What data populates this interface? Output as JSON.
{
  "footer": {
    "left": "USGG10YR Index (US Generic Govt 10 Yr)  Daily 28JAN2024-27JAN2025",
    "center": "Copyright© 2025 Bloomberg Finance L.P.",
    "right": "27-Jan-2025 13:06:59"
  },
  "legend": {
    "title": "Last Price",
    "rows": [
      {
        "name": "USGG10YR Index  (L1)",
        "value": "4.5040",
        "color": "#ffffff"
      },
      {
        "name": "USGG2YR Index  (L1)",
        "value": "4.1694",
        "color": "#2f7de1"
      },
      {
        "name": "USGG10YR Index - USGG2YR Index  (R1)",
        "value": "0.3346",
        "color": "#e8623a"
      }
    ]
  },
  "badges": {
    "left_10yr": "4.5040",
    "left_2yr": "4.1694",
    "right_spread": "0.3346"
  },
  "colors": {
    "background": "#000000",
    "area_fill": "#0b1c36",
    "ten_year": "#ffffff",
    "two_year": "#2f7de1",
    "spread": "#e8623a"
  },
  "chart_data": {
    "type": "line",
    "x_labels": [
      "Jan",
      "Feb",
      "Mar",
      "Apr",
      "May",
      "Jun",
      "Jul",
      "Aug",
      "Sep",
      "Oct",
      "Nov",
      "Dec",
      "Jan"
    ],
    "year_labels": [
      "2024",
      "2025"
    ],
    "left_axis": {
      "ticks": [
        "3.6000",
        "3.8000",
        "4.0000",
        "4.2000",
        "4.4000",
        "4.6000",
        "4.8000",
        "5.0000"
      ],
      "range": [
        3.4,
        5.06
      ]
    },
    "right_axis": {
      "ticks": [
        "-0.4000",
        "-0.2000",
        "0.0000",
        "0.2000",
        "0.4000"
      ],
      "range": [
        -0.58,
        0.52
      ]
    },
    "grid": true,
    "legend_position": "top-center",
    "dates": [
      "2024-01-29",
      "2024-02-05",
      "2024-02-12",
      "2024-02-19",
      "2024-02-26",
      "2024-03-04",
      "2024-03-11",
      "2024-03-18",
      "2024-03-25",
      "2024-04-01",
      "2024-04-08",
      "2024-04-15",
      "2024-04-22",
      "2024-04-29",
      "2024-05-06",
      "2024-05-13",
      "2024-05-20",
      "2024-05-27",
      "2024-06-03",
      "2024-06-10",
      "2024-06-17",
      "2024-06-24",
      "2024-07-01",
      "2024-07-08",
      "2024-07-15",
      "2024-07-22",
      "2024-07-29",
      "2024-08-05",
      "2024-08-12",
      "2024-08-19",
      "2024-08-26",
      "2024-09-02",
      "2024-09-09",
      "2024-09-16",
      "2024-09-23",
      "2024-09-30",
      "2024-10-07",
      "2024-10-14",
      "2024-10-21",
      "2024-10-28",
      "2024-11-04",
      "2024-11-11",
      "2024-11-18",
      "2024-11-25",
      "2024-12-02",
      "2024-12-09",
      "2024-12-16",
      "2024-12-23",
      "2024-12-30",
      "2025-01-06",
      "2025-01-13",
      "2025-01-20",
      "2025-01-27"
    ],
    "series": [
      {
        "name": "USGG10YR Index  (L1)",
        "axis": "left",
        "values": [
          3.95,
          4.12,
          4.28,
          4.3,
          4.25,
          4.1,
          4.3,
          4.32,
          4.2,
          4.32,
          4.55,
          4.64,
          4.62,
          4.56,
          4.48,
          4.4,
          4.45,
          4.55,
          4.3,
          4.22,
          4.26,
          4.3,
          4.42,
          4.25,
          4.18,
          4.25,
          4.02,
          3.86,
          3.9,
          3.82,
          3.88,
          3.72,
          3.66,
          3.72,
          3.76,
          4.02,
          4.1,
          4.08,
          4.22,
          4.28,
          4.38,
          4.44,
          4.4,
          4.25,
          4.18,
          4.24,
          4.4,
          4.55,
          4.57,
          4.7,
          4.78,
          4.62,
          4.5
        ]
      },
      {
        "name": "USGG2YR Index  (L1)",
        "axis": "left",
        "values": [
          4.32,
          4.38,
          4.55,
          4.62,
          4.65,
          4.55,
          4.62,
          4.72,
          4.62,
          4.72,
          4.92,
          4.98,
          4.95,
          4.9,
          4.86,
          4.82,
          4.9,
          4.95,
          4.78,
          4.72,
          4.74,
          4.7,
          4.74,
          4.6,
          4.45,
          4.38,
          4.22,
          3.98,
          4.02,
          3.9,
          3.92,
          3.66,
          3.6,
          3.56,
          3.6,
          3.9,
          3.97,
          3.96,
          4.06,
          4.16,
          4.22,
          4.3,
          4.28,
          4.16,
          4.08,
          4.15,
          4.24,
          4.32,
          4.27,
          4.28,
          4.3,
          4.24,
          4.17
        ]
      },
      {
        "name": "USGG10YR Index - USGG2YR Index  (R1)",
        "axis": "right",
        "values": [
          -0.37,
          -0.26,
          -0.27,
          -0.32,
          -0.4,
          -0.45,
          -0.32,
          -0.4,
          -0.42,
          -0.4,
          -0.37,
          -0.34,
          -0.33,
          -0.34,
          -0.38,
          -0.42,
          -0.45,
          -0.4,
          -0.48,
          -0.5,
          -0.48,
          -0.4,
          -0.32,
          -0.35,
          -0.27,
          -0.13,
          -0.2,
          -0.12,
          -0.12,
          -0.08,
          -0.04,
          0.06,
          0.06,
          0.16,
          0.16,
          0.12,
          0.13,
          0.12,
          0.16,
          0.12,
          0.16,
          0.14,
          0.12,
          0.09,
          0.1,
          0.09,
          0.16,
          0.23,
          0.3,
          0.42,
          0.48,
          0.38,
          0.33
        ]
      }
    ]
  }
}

EXERCISE PROMPT: Reproduce the data in its entirety, matching each character.

SOLUTION TO THIS PROBLEM:
What data populates this interface? Output as JSON.
{
  "footer": {
    "left": "USGG10YR Index (US Generic Govt 10 Yr)  Daily 28JAN2024-27JAN2025",
    "center": "Copyright© 2025 Bloomberg Finance L.P.",
    "right": "27-Jan-2025 13:06:59"
  },
  "legend": {
    "title": "Last Price",
    "rows": [
      {
        "name": "USGG10YR Index  (L1)",
        "value": "4.5040",
        "color": "#ffffff"
      },
      {
        "name": "USGG2YR Index  (L1)",
        "value": "4.1694",
        "color": "#2f7de1"
      },
      {
        "name": "USGG10YR Index - USGG2YR Index  (R1)",
        "value": "0.3346",
        "color": "#e8623a"
      }
    ]
  },
  "badges": {
    "left_10yr": "4.5040",
    "left_2yr": "4.1694",
    "right_spread": "0.3346"
  },
  "colors": {
    "background": "#000000",
    "area_fill": "#0b1c36",
    "ten_year": "#ffffff",
    "two_year": "#2f7de1",
    "spread": "#e8623a"
  },
  "chart_data": {
    "type": "line",
    "x_labels": [
      "Jan",
      "Feb",
      "Mar",
      "Apr",
      "May",
      "Jun",
      "Jul",
      "Aug",
      "Sep",
      "Oct",
      "Nov",
      "Dec",
      "Jan"
    ],
    "year_labels": [
      "2024",
      "2025"
    ],
    "left_axis": {
      "ticks": [
        "3.6000",
        "3.8000",
        "4.0000",
        "4.2000",
        "4.4000",
        "4.6000",
        "4.8000",
        "5.0000"
      ],
      "range": [
        3.4,
        5.06
      ]
    },
    "right_axis": {
      "ticks": [
        "-0.4000",
        "-0.2000",
        "0.0000",
        "0.2000",
        "0.4000"
      ],
      "range": [
        -0.58,
        0.52
      ]
    },
    "grid": true,
    "legend_position": "top-center",
    "dates": [
      "2024-01-29",
      "2024-02-05",
      "2024-02-12",
      "2024-02-19",
      "2024-02-26",
      "2024-03-04",
      "2024-03-11",
      "2024-03-18",
      "2024-03-25",
      "2024-04-01",
      "2024-04-08",
      "2024-04-15",
      "2024-04-22",
      "2024-04-29",
      "2024-05-06",
      "2024-05-13",
      "2024-05-20",
      "2024-05-27",
      "2024-06-03",
      "2024-06-10",
      "2024-06-17",
      "2024-06-24",
      "2024-07-01",
      "2024-07-08",
      "2024-07-15",
      "2024-07-22",
      "2024-07-29",
      "2024-08-05",
      "2024-08-12",
      "2024-08-19",
      "2024-08-26",
      "2024-09-02",
      "2024-09-09",
      "2024-09-16",
      "2024-09-23",
      "2024-09-30",
      "2024-10-07",
      "2024-10-14",
      "2024-10-21",
      "2024-10-28",
      "2024-11-04",
      "2024-11-11",
      "2024-11-18",
      "2024-11-25",
      "2024-12-02",
      "2024-12-09",
      "2024-12-16",
      "2024-12-23",
      "2024-12-30",
      "2025-01-06",
      "2025-01-13",
      "2025-01-20",
      "2025-01-27"
    ],
    "series": [
      {
        "name": "USGG10YR Index  (L1)",
        "axis": "left",
        "values": [
          3.95,
          4.12,
          4.28,
          4.3,
          4.25,
          4.1,
          4.3,
          4.32,
          4.2,
          4.32,
          4.55,
          4.64,
          4.62,
          4.56,
          4.48,
          4.4,
          4.45,
          4.55,
          4.3,
          4.22,
          4.26,
          4.3,
          4.42,
          4.25,
          4.18,
          4.25,
          4.02,
          3.86,
          3.9,
          3.82,
          3.88,
          3.72,
          3.66,
          3.72,
          3.76,
          4.02,
          4.1,
          4.08,
          4.22,
          4.28,
          4.38,
          4.44,
          4.4,
          4.25,
          4.18,
          4.24,
          4.4,
          4.55,
          4.57,
          4.7,
          4.78,
          4.62,
          4.5
        ]
      },
      {
        "name": "USGG2YR Index  (L1)",
        "axis": "left",
        "values": [
          4.32,
          4.38,
          4.55,
          4.62,
          4.65,
          4.55,
          4.62,
          4.72,
          4.62,
          4.72,
          4.92,
          4.98,
          4.95,
          4.9,
          4.86,
          4.82,
          4.9,
          4.95,
          4.78,
          4.72,
          4.74,
          4.7,
          4.74,
          4.6,
          4.45,
          4.38,
          4.22,
          3.98,
          4.02,
          3.9,
          3.92,
          3.66,
          3.6,
          3.56,
          3.6,
          3.9,
          3.97,
          3.96,
          4.06,
          4.16,
          4.22,
          4.3,
          4.28,
          4.16,
          4.08,
          4.15,
          4.24,
          4.32,
          4.27,
          4.28,
          4.3,
          4.24,
          4.17
        ]
      },
      {
        "name": "USGG10YR Index - USGG2YR Index  (R1)",
        "axis": "right",
        "values": [
          -0.37,
          -0.26,
          -0.27,
          -0.32,
          -0.4,
          -0.45,
          -0.32,
          -0.4,
          -0.42,
          -0.4,
          -0.37,
          -0.34,
          -0.33,
          -0.34,
          -0.38,
          -0.42,
          -0.45,
          -0.4,
          -0.48,
          -0.5,
          -0.48,
          -0.4,
          -0.32,
          -0.35,
          -0.27,
          -0.13,
          -0.2,
          -0.12,
          -0.12,
          -0.08,
          -0.04,
          0.06,
          0.06,
          0.16,
          0.16,
          0.12,
          0.13,
          0.12,
          0.16,
          0.12,
          0.16,
          0.14,
          0.12,
          0.09,
          0.1,
          0.09,
          0.16,
          0.23,
          0.3,
          0.42,
          0.48,
          0.38,
          0.33
        ]
      }
    ]
  }
}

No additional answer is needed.